----- Data for the task -----

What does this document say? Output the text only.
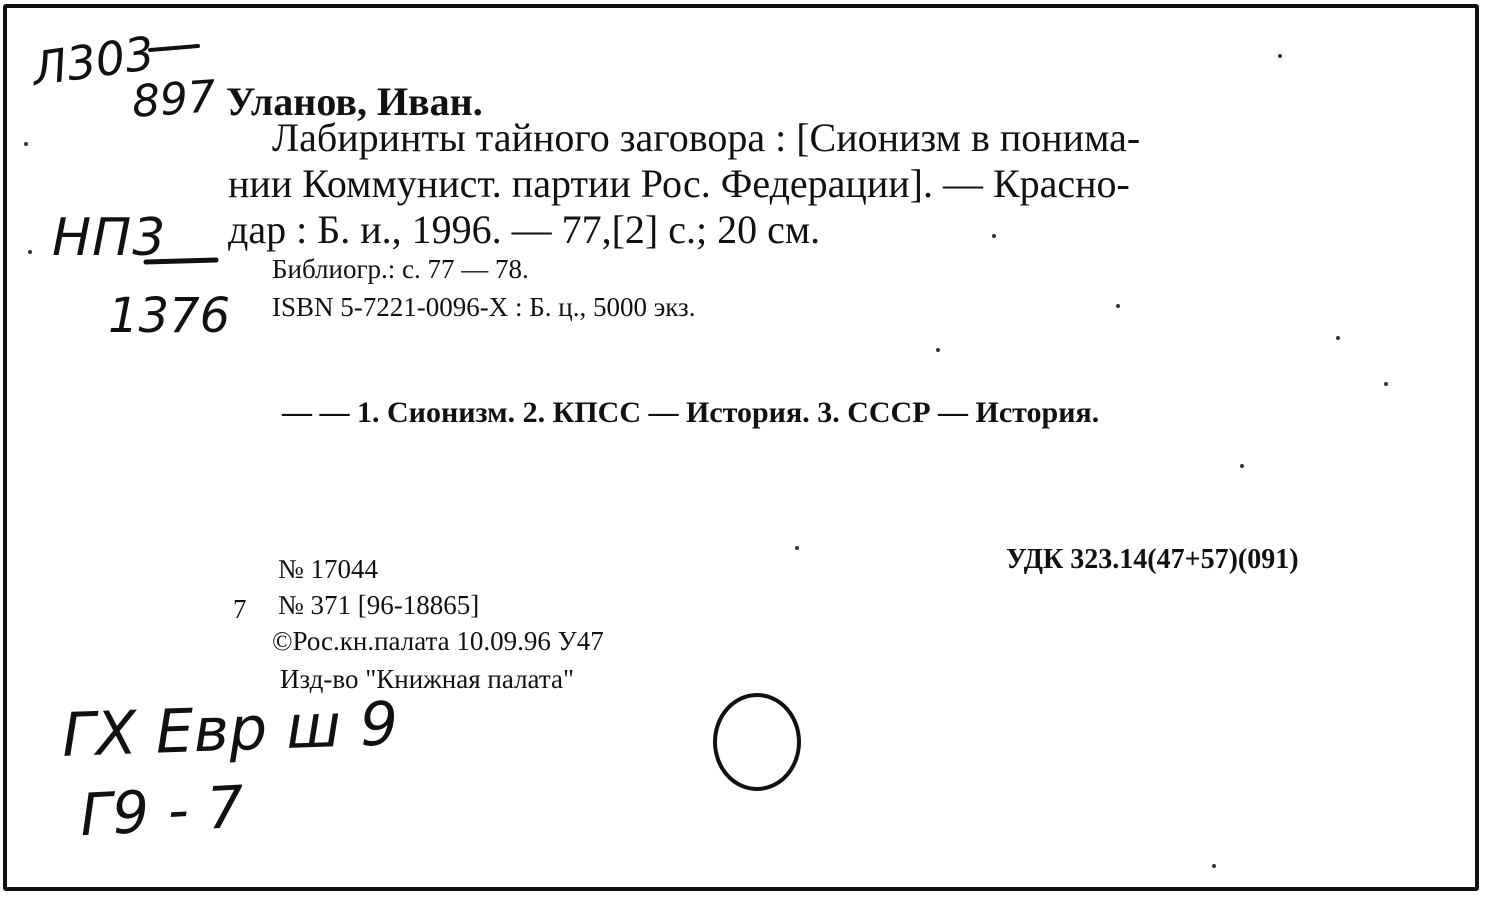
Л303
897
НП3
1376
ГХ Евр ш 9
Г9 - 7
Уланов, Иван.
Лабиринты тайного заговора : [Сионизм в понима-
нии Коммунист. партии Рос. Федерации]. — Красно-
дар : Б. и., 1996. — 77,[2] с.; 20 см.
Библиогр.: с. 77 — 78.
ISBN 5-7221-0096-X : Б. ц., 5000 экз.
— — 1. Сионизм. 2. КПСС — История. 3. СССР — История.
№ 17044	УДК 323.14(47+57)(091)
7 № 371 [96-18865]
©Рос.кн.палата 10.09.96 У47
Изд-во "Книжная палата"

-----

» Set task: Images should not appear in the copy; retype the listing above exactly.

» Output of the exercise:
What does this document say? Output the text only.
Л303
897
НП3
1376
ГХ Евр ш 9
Г9 - 7
Уланов, Иван.
Лабиринты тайного заговора : [Сионизм в понима-
нии Коммунист. партии Рос. Федерации]. — Красно-
дар : Б. и., 1996. — 77,[2] с.; 20 см.
Библиогр.: с. 77 — 78.
ISBN 5-7221-0096-X : Б. ц., 5000 экз.
— — 1. Сионизм. 2. КПСС — История. 3. СССР — История.
№ 17044	УДК 323.14(47+57)(091)
7 № 371 [96-18865]
©Рос.кн.палата 10.09.96 У47
Изд-во "Книжная палата"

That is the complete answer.